╭─ Dataset extract

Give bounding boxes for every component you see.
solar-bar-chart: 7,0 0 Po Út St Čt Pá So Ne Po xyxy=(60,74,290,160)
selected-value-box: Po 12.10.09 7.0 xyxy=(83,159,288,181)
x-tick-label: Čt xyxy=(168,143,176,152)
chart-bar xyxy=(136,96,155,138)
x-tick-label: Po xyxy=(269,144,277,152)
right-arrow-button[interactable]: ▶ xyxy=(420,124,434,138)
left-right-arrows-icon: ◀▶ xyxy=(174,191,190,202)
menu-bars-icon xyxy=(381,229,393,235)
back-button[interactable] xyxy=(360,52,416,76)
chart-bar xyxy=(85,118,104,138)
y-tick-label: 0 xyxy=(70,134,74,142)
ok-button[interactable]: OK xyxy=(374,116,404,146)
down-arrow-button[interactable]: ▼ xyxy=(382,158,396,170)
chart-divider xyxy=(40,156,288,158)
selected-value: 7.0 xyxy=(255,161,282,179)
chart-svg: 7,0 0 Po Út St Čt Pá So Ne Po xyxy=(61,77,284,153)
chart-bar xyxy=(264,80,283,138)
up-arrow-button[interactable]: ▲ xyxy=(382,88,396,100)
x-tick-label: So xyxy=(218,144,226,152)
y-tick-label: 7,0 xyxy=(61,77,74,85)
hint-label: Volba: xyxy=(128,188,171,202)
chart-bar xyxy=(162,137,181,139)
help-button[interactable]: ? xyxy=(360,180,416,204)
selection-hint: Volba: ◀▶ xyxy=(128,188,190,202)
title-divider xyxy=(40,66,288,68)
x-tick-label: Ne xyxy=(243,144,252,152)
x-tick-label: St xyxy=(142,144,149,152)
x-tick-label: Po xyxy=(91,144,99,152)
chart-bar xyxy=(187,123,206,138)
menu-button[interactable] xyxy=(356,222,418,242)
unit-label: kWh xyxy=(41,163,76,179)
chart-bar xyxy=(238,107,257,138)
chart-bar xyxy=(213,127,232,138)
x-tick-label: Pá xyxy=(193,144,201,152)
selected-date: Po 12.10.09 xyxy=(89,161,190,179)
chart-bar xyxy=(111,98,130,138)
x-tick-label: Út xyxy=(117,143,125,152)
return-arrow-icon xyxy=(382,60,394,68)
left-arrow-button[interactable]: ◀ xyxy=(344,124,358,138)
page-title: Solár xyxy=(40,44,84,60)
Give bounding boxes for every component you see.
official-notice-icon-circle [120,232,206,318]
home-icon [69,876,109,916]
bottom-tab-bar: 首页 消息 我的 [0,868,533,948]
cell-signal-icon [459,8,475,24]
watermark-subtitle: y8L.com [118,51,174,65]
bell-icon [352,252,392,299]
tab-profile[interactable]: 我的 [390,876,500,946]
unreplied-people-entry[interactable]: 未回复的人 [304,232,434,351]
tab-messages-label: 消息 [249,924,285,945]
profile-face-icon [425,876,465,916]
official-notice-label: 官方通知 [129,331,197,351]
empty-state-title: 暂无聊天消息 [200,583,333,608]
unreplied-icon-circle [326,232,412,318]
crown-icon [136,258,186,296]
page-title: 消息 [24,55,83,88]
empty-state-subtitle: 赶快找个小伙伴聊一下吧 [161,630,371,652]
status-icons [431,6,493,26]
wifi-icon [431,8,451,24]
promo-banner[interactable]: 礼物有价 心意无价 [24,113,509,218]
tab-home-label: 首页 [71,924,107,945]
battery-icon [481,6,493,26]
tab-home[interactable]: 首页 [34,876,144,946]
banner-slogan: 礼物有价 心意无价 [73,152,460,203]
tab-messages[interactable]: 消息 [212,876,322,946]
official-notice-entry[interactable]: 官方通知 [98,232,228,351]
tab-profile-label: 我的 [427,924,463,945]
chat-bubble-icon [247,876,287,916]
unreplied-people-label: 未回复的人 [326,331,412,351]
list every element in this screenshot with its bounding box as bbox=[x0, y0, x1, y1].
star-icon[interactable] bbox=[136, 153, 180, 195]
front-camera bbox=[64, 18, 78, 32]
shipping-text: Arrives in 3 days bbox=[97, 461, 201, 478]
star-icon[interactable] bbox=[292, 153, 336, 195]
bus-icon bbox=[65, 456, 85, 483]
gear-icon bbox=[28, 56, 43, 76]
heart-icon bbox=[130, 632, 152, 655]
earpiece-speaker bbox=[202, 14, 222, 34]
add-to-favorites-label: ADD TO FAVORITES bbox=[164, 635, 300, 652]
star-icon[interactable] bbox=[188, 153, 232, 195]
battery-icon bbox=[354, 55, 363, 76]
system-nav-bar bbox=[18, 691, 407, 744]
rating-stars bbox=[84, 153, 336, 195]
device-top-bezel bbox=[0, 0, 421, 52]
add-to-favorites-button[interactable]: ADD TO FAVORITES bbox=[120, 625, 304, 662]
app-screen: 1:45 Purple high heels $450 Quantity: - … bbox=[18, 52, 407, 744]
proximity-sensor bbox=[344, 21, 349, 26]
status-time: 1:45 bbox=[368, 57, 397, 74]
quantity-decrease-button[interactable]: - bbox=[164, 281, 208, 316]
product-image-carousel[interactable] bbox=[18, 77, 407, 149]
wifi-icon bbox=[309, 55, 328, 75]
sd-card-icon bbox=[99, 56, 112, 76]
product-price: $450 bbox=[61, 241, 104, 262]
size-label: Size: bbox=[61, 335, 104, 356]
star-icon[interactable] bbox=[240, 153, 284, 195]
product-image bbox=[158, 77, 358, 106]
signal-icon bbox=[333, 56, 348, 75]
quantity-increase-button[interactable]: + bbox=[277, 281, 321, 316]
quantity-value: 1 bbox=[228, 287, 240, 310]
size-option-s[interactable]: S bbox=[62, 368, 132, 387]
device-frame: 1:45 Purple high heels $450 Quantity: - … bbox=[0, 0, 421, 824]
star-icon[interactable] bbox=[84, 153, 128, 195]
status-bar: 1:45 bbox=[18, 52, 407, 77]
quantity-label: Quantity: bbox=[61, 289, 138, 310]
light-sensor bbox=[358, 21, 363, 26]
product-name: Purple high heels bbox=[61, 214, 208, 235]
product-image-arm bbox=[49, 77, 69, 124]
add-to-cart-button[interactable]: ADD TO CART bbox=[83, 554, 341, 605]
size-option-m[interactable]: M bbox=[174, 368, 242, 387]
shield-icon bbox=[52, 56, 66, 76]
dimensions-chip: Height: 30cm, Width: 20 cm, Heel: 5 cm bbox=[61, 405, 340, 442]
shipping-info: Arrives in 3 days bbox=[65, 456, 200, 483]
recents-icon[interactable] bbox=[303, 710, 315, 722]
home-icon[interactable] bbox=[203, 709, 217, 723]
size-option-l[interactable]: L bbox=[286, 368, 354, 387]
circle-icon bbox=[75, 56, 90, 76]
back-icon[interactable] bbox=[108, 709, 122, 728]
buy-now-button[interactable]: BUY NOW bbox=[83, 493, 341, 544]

╰─

** Task to carry out **
Can you rewrite all the records so that "x-tick-label" becomes "x-axis-label" everywhere, with nothing else changed?

** Answer below **
Give bounding boxes for every component you see.
solar-bar-chart: 7,0 0 Po Út St Čt Pá So Ne Po xyxy=(60,74,290,160)
selected-value-box: Po 12.10.09 7.0 xyxy=(83,159,288,181)
x-axis-label: Čt xyxy=(168,143,176,152)
chart-bar xyxy=(136,96,155,138)
x-axis-label: Po xyxy=(269,144,277,152)
right-arrow-button[interactable]: ▶ xyxy=(420,124,434,138)
left-right-arrows-icon: ◀▶ xyxy=(174,191,190,202)
menu-bars-icon xyxy=(381,229,393,235)
back-button[interactable] xyxy=(360,52,416,76)
chart-bar xyxy=(85,118,104,138)
y-tick-label: 0 xyxy=(70,134,74,142)
ok-button[interactable]: OK xyxy=(374,116,404,146)
down-arrow-button[interactable]: ▼ xyxy=(382,158,396,170)
chart-divider xyxy=(40,156,288,158)
selected-value: 7.0 xyxy=(255,161,282,179)
chart-svg: 7,0 0 Po Út St Čt Pá So Ne Po xyxy=(61,77,284,153)
chart-bar xyxy=(264,80,283,138)
up-arrow-button[interactable]: ▲ xyxy=(382,88,396,100)
x-axis-label: So xyxy=(218,144,226,152)
y-tick-label: 7,0 xyxy=(61,77,74,85)
hint-label: Volba: xyxy=(128,188,171,202)
chart-bar xyxy=(162,137,181,139)
help-button[interactable]: ? xyxy=(360,180,416,204)
selection-hint: Volba: ◀▶ xyxy=(128,188,190,202)
title-divider xyxy=(40,66,288,68)
x-axis-label: Ne xyxy=(243,144,252,152)
x-axis-label: St xyxy=(142,144,149,152)
x-axis-label: Po xyxy=(91,144,99,152)
chart-bar xyxy=(187,123,206,138)
menu-button[interactable] xyxy=(356,222,418,242)
unit-label: kWh xyxy=(41,163,76,179)
chart-bar xyxy=(238,107,257,138)
chart-bar xyxy=(213,127,232,138)
x-axis-label: Pá xyxy=(193,144,201,152)
selected-date: Po 12.10.09 xyxy=(89,161,190,179)
chart-bar xyxy=(111,98,130,138)
x-axis-label: Út xyxy=(117,143,125,152)
return-arrow-icon xyxy=(382,60,394,68)
left-arrow-button[interactable]: ◀ xyxy=(344,124,358,138)
page-title: Solár xyxy=(40,44,84,60)
Give bounding boxes for every component you see.
official-notice-icon-circle [120,232,206,318]
home-icon [69,876,109,916]
bottom-tab-bar: 首页 消息 我的 [0,868,533,948]
cell-signal-icon [459,8,475,24]
watermark-subtitle: y8L.com [118,51,174,65]
bell-icon [352,252,392,299]
tab-profile[interactable]: 我的 [390,876,500,946]
unreplied-people-entry[interactable]: 未回复的人 [304,232,434,351]
tab-messages-label: 消息 [249,924,285,945]
profile-face-icon [425,876,465,916]
official-notice-label: 官方通知 [129,331,197,351]
empty-state-title: 暂无聊天消息 [200,583,333,608]
unreplied-icon-circle [326,232,412,318]
crown-icon [136,258,186,296]
page-title: 消息 [24,55,83,88]
empty-state-subtitle: 赶快找个小伙伴聊一下吧 [161,630,371,652]
status-icons [431,6,493,26]
wifi-icon [431,8,451,24]
promo-banner[interactable]: 礼物有价 心意无价 [24,113,509,218]
tab-home-label: 首页 [71,924,107,945]
battery-icon [481,6,493,26]
tab-home[interactable]: 首页 [34,876,144,946]
banner-slogan: 礼物有价 心意无价 [73,152,460,203]
tab-messages[interactable]: 消息 [212,876,322,946]
official-notice-entry[interactable]: 官方通知 [98,232,228,351]
tab-profile-label: 我的 [427,924,463,945]
chat-bubble-icon [247,876,287,916]
unreplied-people-label: 未回复的人 [326,331,412,351]
list every element in this screenshot with its bounding box as bbox=[x0, y0, x1, y1].
star-icon[interactable] bbox=[136, 153, 180, 195]
front-camera bbox=[64, 18, 78, 32]
shipping-text: Arrives in 3 days bbox=[97, 461, 201, 478]
star-icon[interactable] bbox=[292, 153, 336, 195]
bus-icon bbox=[65, 456, 85, 483]
gear-icon bbox=[28, 56, 43, 76]
heart-icon bbox=[130, 632, 152, 655]
earpiece-speaker bbox=[202, 14, 222, 34]
add-to-favorites-label: ADD TO FAVORITES bbox=[164, 635, 300, 652]
star-icon[interactable] bbox=[188, 153, 232, 195]
battery-icon bbox=[354, 55, 363, 76]
system-nav-bar bbox=[18, 691, 407, 744]
rating-stars bbox=[84, 153, 336, 195]
device-top-bezel bbox=[0, 0, 421, 52]
add-to-favorites-button[interactable]: ADD TO FAVORITES bbox=[120, 625, 304, 662]
app-screen: 1:45 Purple high heels $450 Quantity: - … bbox=[18, 52, 407, 744]
proximity-sensor bbox=[344, 21, 349, 26]
status-time: 1:45 bbox=[368, 57, 397, 74]
quantity-decrease-button[interactable]: - bbox=[164, 281, 208, 316]
product-image-carousel[interactable] bbox=[18, 77, 407, 149]
wifi-icon bbox=[309, 55, 328, 75]
sd-card-icon bbox=[99, 56, 112, 76]
product-price: $450 bbox=[61, 241, 104, 262]
size-label: Size: bbox=[61, 335, 104, 356]
star-icon[interactable] bbox=[240, 153, 284, 195]
product-image bbox=[158, 77, 358, 106]
signal-icon bbox=[333, 56, 348, 75]
quantity-increase-button[interactable]: + bbox=[277, 281, 321, 316]
quantity-value: 1 bbox=[228, 287, 240, 310]
size-option-s[interactable]: S bbox=[62, 368, 132, 387]
device-frame: 1:45 Purple high heels $450 Quantity: - … bbox=[0, 0, 421, 824]
star-icon[interactable] bbox=[84, 153, 128, 195]
status-bar: 1:45 bbox=[18, 52, 407, 77]
quantity-label: Quantity: bbox=[61, 289, 138, 310]
light-sensor bbox=[358, 21, 363, 26]
product-name: Purple high heels bbox=[61, 214, 208, 235]
product-image-arm bbox=[49, 77, 69, 124]
add-to-cart-button[interactable]: ADD TO CART bbox=[83, 554, 341, 605]
size-option-m[interactable]: M bbox=[174, 368, 242, 387]
shield-icon bbox=[52, 56, 66, 76]
dimensions-chip: Height: 30cm, Width: 20 cm, Heel: 5 cm bbox=[61, 405, 340, 442]
shipping-info: Arrives in 3 days bbox=[65, 456, 200, 483]
recents-icon[interactable] bbox=[303, 710, 315, 722]
home-icon[interactable] bbox=[203, 709, 217, 723]
size-option-l[interactable]: L bbox=[286, 368, 354, 387]
circle-icon bbox=[75, 56, 90, 76]
back-icon[interactable] bbox=[108, 709, 122, 728]
buy-now-button[interactable]: BUY NOW bbox=[83, 493, 341, 544]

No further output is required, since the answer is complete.